● **Set task**
Select the lines below containing the word "Pilpres".

Data excerpts:
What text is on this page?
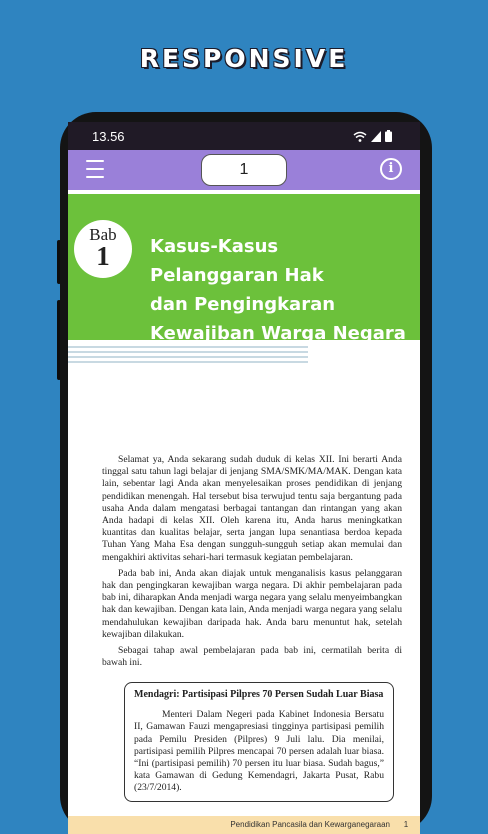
RESPONSIVE
13.56
1	i
Bab
1	Kasus-Kasus
Pelanggaran Hak
dan Pengingkaran
Kewajiban Warga Negara

Selamat ya, Anda sekarang sudah duduk di kelas XII. Ini berarti Anda tinggal satu tahun lagi belajar di jenjang SMA/SMK/MA/MAK. Dengan kata lain, sebentar lagi Anda akan menyelesaikan proses pendidikan di jenjang pendidikan menengah. Hal tersebut bisa terwujud tentu saja bergantung pada usaha Anda dalam mengatasi berbagai tantangan dan rintangan yang akan Anda hadapi di kelas XII. Oleh karena itu, Anda harus meningkatkan kuantitas dan kualitas belajar, serta jangan lupa senantiasa berdoa kepada Tuhan Yang Maha Esa dengan sungguh-sungguh setiap akan memulai dan mengakhiri aktivitas sehari-hari termasuk kegiatan pembelajaran.

Pada bab ini, Anda akan diajak untuk menganalisis kasus pelanggaran hak dan pengingkaran kewajiban warga negara. Di akhir pembelajaran pada bab ini, diharapkan Anda menjadi warga negara yang selalu menyeimbangkan hak dan kewajiban. Dengan kata lain, Anda menjadi warga negara yang selalu mendahulukan kewajiban daripada hak. Anda baru menuntut hak, setelah kewajiban dilakukan.

Sebagai tahap awal pembelajaran pada bab ini, cermatilah berita di bawah ini.

Mendagri: Partisipasi Pilpres 70 Persen Sudah Luar Biasa
Menteri Dalam Negeri pada Kabinet Indonesia Bersatu II, Gamawan Fauzi mengapresiasi tingginya partisipasi pemilih pada Pemilu Presiden (Pilpres) 9 Juli lalu. Dia menilai, partisipasi pemilih Pilpres mencapai 70 persen adalah luar biasa. “Ini (partisipasi pemilih) 70 persen itu luar biasa. Sudah bagus,” kata Gamawan di Gedung Kemendagri, Jakarta Pusat, Rabu (23/7/2014).
Pendidikan Pancasila dan Kewarganegaraan	1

● **Task solution**
Mendagri: Partisipasi Pilpres 70 Persen Sudah Luar Biasa
Menteri Dalam Negeri pada Kabinet Indonesia Bersatu II, Gamawan Fauzi mengapresiasi tingginya partisipasi pemilih pada Pemilu Presiden (Pilpres) 9 Juli lalu. Dia menilai, partisipasi pemilih Pilpres mencapai 70 persen adalah luar biasa. “Ini (partisipasi pemilih) 70 persen itu luar biasa. Sudah bagus,” kata Gamawan di Gedung Kemendagri, Jakarta Pusat, Rabu (23/7/2014).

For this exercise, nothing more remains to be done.